## Exercise goal
Render every entry verbatim.

-- Start Task data --

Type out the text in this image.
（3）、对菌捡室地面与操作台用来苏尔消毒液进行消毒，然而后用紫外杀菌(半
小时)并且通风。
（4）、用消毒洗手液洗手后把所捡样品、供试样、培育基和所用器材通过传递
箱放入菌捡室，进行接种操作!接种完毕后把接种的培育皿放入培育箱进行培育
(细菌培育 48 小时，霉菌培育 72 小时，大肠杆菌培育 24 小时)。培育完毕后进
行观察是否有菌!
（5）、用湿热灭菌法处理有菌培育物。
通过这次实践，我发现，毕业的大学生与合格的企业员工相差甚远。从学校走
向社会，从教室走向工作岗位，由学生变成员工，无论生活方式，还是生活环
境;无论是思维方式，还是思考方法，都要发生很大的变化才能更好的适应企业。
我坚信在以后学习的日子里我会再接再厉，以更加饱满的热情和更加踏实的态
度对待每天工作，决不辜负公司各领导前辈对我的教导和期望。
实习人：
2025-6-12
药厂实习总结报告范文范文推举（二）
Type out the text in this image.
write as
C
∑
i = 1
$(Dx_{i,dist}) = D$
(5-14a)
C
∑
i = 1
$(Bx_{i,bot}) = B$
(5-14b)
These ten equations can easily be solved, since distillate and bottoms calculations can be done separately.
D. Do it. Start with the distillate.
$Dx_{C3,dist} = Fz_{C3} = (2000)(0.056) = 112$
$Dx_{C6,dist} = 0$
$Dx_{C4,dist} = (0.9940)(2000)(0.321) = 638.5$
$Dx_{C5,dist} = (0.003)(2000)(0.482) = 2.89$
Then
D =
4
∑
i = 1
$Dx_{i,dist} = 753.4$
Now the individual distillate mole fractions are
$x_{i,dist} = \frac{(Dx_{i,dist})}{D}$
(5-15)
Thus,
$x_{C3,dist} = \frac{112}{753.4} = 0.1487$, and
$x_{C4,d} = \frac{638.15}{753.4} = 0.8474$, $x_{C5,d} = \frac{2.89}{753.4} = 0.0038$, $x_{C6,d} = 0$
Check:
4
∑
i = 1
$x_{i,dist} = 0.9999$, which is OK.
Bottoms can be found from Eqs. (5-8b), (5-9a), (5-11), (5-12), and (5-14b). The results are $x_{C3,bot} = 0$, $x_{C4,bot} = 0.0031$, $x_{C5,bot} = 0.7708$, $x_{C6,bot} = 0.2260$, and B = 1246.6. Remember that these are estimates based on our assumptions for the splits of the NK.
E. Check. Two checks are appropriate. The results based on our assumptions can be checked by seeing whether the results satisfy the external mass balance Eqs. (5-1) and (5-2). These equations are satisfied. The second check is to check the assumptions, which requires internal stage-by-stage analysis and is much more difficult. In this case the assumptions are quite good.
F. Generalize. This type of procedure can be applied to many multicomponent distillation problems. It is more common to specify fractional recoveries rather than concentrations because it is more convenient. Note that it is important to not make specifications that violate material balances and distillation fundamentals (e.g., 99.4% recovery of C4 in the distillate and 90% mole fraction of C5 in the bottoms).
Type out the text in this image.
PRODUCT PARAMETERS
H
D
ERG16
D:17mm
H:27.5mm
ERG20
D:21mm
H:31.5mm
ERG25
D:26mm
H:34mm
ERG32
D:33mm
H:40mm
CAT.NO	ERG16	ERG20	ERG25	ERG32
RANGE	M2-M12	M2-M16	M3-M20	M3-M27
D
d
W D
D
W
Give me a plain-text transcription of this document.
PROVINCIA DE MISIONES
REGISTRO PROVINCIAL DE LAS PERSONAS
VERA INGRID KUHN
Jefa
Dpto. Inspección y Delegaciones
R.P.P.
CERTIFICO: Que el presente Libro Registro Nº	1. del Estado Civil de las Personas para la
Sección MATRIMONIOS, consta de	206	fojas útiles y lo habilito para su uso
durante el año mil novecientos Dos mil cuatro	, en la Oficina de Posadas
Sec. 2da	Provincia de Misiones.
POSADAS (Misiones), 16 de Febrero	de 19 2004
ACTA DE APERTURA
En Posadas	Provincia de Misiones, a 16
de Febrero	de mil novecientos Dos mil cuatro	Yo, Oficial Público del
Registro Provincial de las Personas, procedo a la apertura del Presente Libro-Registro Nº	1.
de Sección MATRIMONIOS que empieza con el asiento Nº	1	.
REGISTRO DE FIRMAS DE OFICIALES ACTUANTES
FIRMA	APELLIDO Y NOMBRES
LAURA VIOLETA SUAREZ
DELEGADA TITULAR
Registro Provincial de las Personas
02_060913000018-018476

-- End Task data --

## Reply
Type out the text in this image.
（3）、对菌捡室地面与操作台用来苏尔消毒液进行消毒，然而后用紫外杀菌(半
小时)并且通风。
（4）、用消毒洗手液洗手后把所捡样品、供试样、培育基和所用器材通过传递
箱放入菌捡室，进行接种操作!接种完毕后把接种的培育皿放入培育箱进行培育
(细菌培育 48 小时，霉菌培育 72 小时，大肠杆菌培育 24 小时)。培育完毕后进
行观察是否有菌!
（5）、用湿热灭菌法处理有菌培育物。
通过这次实践，我发现，毕业的大学生与合格的企业员工相差甚远。从学校走
向社会，从教室走向工作岗位，由学生变成员工，无论生活方式，还是生活环
境;无论是思维方式，还是思考方法，都要发生很大的变化才能更好的适应企业。
我坚信在以后学习的日子里我会再接再厉，以更加饱满的热情和更加踏实的态
度对待每天工作，决不辜负公司各领导前辈对我的教导和期望。
实习人：
2025-6-12
药厂实习总结报告范文范文推举（二）
Type out the text in this image.
write as
C
∑
i = 1
$(Dx_{i,dist}) = D$
(5-14a)
C
∑
i = 1
$(Bx_{i,bot}) = B$
(5-14b)
These ten equations can easily be solved, since distillate and bottoms calculations can be done separately.
D. Do it. Start with the distillate.
$Dx_{C3,dist} = Fz_{C3} = (2000)(0.056) = 112$
$Dx_{C6,dist} = 0$
$Dx_{C4,dist} = (0.9940)(2000)(0.321) = 638.5$
$Dx_{C5,dist} = (0.003)(2000)(0.482) = 2.89$
Then
D =
4
∑
i = 1
$Dx_{i,dist} = 753.4$
Now the individual distillate mole fractions are
$x_{i,dist} = \frac{(Dx_{i,dist})}{D}$
(5-15)
Thus,
$x_{C3,dist} = \frac{112}{753.4} = 0.1487$, and
$x_{C4,d} = \frac{638.15}{753.4} = 0.8474$, $x_{C5,d} = \frac{2.89}{753.4} = 0.0038$, $x_{C6,d} = 0$
Check:
4
∑
i = 1
$x_{i,dist} = 0.9999$, which is OK.
Bottoms can be found from Eqs. (5-8b), (5-9a), (5-11), (5-12), and (5-14b). The results are $x_{C3,bot} = 0$, $x_{C4,bot} = 0.0031$, $x_{C5,bot} = 0.7708$, $x_{C6,bot} = 0.2260$, and B = 1246.6. Remember that these are estimates based on our assumptions for the splits of the NK.
E. Check. Two checks are appropriate. The results based on our assumptions can be checked by seeing whether the results satisfy the external mass balance Eqs. (5-1) and (5-2). These equations are satisfied. The second check is to check the assumptions, which requires internal stage-by-stage analysis and is much more difficult. In this case the assumptions are quite good.
F. Generalize. This type of procedure can be applied to many multicomponent distillation problems. It is more common to specify fractional recoveries rather than concentrations because it is more convenient. Note that it is important to not make specifications that violate material balances and distillation fundamentals (e.g., 99.4% recovery of C4 in the distillate and 90% mole fraction of C5 in the bottoms).
Type out the text in this image.
PRODUCT PARAMETERS
H
D
ERG16
D:17mm
H:27.5mm
ERG20
D:21mm
H:31.5mm
ERG25
D:26mm
H:34mm
ERG32
D:33mm
H:40mm
CAT.NO	ERG16	ERG20	ERG25	ERG32
RANGE	M2-M12	M2-M16	M3-M20	M3-M27
D
d
W D
D
W
Give me a plain-text transcription of this document.
PROVINCIA DE MISIONES
REGISTRO PROVINCIAL DE LAS PERSONAS
VERA INGRID KUHN
Jefa
Dpto. Inspección y Delegaciones
R.P.P.
CERTIFICO: Que el presente Libro Registro Nº	1. del Estado Civil de las Personas para la
Sección MATRIMONIOS, consta de	206	fojas útiles y lo habilito para su uso
durante el año mil novecientos Dos mil cuatro	, en la Oficina de Posadas
Sec. 2da	Provincia de Misiones.
POSADAS (Misiones), 16 de Febrero	de 19 2004
ACTA DE APERTURA
En Posadas	Provincia de Misiones, a 16
de Febrero	de mil novecientos Dos mil cuatro	Yo, Oficial Público del
Registro Provincial de las Personas, procedo a la apertura del Presente Libro-Registro Nº	1.
de Sección MATRIMONIOS que empieza con el asiento Nº	1	.
REGISTRO DE FIRMAS DE OFICIALES ACTUANTES
FIRMA	APELLIDO Y NOMBRES
LAURA VIOLETA SUAREZ
DELEGADA TITULAR
Registro Provincial de las Personas
02_060913000018-018476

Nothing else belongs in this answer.